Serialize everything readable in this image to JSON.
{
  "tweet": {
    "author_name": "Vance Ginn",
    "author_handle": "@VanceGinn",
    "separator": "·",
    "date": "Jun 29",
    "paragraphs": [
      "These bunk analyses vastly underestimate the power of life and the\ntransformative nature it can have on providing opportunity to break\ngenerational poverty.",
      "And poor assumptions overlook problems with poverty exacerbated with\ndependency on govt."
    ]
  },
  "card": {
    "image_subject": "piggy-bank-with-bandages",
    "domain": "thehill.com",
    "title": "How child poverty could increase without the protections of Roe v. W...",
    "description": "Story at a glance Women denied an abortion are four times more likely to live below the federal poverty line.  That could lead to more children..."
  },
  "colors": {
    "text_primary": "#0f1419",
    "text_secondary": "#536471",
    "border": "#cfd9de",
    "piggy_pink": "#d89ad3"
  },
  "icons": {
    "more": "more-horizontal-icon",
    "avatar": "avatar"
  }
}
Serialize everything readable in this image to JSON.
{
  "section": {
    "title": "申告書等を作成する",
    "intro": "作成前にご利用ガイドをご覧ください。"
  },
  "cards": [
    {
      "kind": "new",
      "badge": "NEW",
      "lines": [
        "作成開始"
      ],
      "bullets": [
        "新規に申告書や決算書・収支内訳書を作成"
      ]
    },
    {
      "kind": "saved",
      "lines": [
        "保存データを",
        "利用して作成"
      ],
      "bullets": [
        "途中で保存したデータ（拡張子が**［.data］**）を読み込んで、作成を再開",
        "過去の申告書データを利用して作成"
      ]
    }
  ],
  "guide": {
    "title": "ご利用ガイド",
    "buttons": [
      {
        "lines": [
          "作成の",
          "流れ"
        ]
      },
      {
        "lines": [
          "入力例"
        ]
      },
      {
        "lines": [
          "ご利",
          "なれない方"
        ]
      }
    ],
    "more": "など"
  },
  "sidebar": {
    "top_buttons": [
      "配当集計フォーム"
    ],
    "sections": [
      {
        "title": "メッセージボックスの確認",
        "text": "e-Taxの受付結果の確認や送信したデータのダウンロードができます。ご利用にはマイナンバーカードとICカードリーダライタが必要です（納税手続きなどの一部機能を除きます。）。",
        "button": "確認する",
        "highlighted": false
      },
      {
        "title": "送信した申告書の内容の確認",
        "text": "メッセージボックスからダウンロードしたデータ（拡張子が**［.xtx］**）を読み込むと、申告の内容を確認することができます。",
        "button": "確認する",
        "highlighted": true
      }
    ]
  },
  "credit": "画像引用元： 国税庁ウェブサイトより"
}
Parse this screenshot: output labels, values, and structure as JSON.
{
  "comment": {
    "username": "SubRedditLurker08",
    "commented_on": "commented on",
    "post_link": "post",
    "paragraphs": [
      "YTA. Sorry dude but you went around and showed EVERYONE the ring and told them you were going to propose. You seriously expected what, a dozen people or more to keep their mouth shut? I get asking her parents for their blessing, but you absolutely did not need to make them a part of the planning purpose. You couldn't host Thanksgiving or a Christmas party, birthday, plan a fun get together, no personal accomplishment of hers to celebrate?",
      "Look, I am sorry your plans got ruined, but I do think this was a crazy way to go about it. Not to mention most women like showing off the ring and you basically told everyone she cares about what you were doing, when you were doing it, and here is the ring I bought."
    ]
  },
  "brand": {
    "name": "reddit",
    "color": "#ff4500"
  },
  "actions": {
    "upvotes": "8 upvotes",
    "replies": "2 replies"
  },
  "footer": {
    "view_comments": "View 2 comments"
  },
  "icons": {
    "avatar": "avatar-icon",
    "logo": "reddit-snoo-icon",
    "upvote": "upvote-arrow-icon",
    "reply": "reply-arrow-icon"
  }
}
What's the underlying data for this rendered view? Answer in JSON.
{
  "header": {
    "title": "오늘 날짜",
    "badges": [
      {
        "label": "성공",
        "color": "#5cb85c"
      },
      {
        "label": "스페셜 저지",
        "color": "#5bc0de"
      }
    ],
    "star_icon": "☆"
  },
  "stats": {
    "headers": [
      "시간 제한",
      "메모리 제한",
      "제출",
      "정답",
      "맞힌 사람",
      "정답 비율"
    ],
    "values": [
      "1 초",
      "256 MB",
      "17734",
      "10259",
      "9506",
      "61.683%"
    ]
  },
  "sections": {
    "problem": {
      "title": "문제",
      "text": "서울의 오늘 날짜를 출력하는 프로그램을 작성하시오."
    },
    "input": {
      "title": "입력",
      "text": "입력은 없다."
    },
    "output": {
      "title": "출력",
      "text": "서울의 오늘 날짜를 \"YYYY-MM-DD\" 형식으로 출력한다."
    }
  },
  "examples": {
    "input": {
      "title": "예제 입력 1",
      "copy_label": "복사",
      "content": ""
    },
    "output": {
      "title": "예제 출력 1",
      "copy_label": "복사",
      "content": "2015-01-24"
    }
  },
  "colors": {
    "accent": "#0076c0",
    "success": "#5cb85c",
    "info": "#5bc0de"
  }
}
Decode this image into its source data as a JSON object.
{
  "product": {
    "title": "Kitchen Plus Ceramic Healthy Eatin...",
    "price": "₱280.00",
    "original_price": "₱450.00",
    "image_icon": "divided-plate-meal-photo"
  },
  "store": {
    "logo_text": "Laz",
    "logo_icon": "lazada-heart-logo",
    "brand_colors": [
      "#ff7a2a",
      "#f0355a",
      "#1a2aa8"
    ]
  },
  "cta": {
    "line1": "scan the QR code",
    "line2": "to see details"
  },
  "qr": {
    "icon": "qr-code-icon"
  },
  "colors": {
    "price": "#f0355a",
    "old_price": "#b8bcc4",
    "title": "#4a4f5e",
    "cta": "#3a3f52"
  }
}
------------------------------------------------
PROBLEM REQUIREMENTS
Extract all of the data shown above without alteration.

FULL RESPONSE
Serialize everything readable in this image to JSON.
{
  "tweet": {
    "author_name": "Vance Ginn",
    "author_handle": "@VanceGinn",
    "separator": "·",
    "date": "Jun 29",
    "paragraphs": [
      "These bunk analyses vastly underestimate the power of life and the\ntransformative nature it can have on providing opportunity to break\ngenerational poverty.",
      "And poor assumptions overlook problems with poverty exacerbated with\ndependency on govt."
    ]
  },
  "card": {
    "image_subject": "piggy-bank-with-bandages",
    "domain": "thehill.com",
    "title": "How child poverty could increase without the protections of Roe v. W...",
    "description": "Story at a glance Women denied an abortion are four times more likely to live below the federal poverty line.  That could lead to more children..."
  },
  "colors": {
    "text_primary": "#0f1419",
    "text_secondary": "#536471",
    "border": "#cfd9de",
    "piggy_pink": "#d89ad3"
  },
  "icons": {
    "more": "more-horizontal-icon",
    "avatar": "avatar"
  }
}
Serialize everything readable in this image to JSON.
{
  "section": {
    "title": "申告書等を作成する",
    "intro": "作成前にご利用ガイドをご覧ください。"
  },
  "cards": [
    {
      "kind": "new",
      "badge": "NEW",
      "lines": [
        "作成開始"
      ],
      "bullets": [
        "新規に申告書や決算書・収支内訳書を作成"
      ]
    },
    {
      "kind": "saved",
      "lines": [
        "保存データを",
        "利用して作成"
      ],
      "bullets": [
        "途中で保存したデータ（拡張子が**［.data］**）を読み込んで、作成を再開",
        "過去の申告書データを利用して作成"
      ]
    }
  ],
  "guide": {
    "title": "ご利用ガイド",
    "buttons": [
      {
        "lines": [
          "作成の",
          "流れ"
        ]
      },
      {
        "lines": [
          "入力例"
        ]
      },
      {
        "lines": [
          "ご利",
          "なれない方"
        ]
      }
    ],
    "more": "など"
  },
  "sidebar": {
    "top_buttons": [
      "配当集計フォーム"
    ],
    "sections": [
      {
        "title": "メッセージボックスの確認",
        "text": "e-Taxの受付結果の確認や送信したデータのダウンロードができます。ご利用にはマイナンバーカードとICカードリーダライタが必要です（納税手続きなどの一部機能を除きます。）。",
        "button": "確認する",
        "highlighted": false
      },
      {
        "title": "送信した申告書の内容の確認",
        "text": "メッセージボックスからダウンロードしたデータ（拡張子が**［.xtx］**）を読み込むと、申告の内容を確認することができます。",
        "button": "確認する",
        "highlighted": true
      }
    ]
  },
  "credit": "画像引用元： 国税庁ウェブサイトより"
}
Parse this screenshot: output labels, values, and structure as JSON.
{
  "comment": {
    "username": "SubRedditLurker08",
    "commented_on": "commented on",
    "post_link": "post",
    "paragraphs": [
      "YTA. Sorry dude but you went around and showed EVERYONE the ring and told them you were going to propose. You seriously expected what, a dozen people or more to keep their mouth shut? I get asking her parents for their blessing, but you absolutely did not need to make them a part of the planning purpose. You couldn't host Thanksgiving or a Christmas party, birthday, plan a fun get together, no personal accomplishment of hers to celebrate?",
      "Look, I am sorry your plans got ruined, but I do think this was a crazy way to go about it. Not to mention most women like showing off the ring and you basically told everyone she cares about what you were doing, when you were doing it, and here is the ring I bought."
    ]
  },
  "brand": {
    "name": "reddit",
    "color": "#ff4500"
  },
  "actions": {
    "upvotes": "8 upvotes",
    "replies": "2 replies"
  },
  "footer": {
    "view_comments": "View 2 comments"
  },
  "icons": {
    "avatar": "avatar-icon",
    "logo": "reddit-snoo-icon",
    "upvote": "upvote-arrow-icon",
    "reply": "reply-arrow-icon"
  }
}
What's the underlying data for this rendered view? Answer in JSON.
{
  "header": {
    "title": "오늘 날짜",
    "badges": [
      {
        "label": "성공",
        "color": "#5cb85c"
      },
      {
        "label": "스페셜 저지",
        "color": "#5bc0de"
      }
    ],
    "star_icon": "☆"
  },
  "stats": {
    "headers": [
      "시간 제한",
      "메모리 제한",
      "제출",
      "정답",
      "맞힌 사람",
      "정답 비율"
    ],
    "values": [
      "1 초",
      "256 MB",
      "17734",
      "10259",
      "9506",
      "61.683%"
    ]
  },
  "sections": {
    "problem": {
      "title": "문제",
      "text": "서울의 오늘 날짜를 출력하는 프로그램을 작성하시오."
    },
    "input": {
      "title": "입력",
      "text": "입력은 없다."
    },
    "output": {
      "title": "출력",
      "text": "서울의 오늘 날짜를 \"YYYY-MM-DD\" 형식으로 출력한다."
    }
  },
  "examples": {
    "input": {
      "title": "예제 입력 1",
      "copy_label": "복사",
      "content": ""
    },
    "output": {
      "title": "예제 출력 1",
      "copy_label": "복사",
      "content": "2015-01-24"
    }
  },
  "colors": {
    "accent": "#0076c0",
    "success": "#5cb85c",
    "info": "#5bc0de"
  }
}
Decode this image into its source data as a JSON object.
{
  "product": {
    "title": "Kitchen Plus Ceramic Healthy Eatin...",
    "price": "₱280.00",
    "original_price": "₱450.00",
    "image_icon": "divided-plate-meal-photo"
  },
  "store": {
    "logo_text": "Laz",
    "logo_icon": "lazada-heart-logo",
    "brand_colors": [
      "#ff7a2a",
      "#f0355a",
      "#1a2aa8"
    ]
  },
  "cta": {
    "line1": "scan the QR code",
    "line2": "to see details"
  },
  "qr": {
    "icon": "qr-code-icon"
  },
  "colors": {
    "price": "#f0355a",
    "old_price": "#b8bcc4",
    "title": "#4a4f5e",
    "cta": "#3a3f52"
  }
}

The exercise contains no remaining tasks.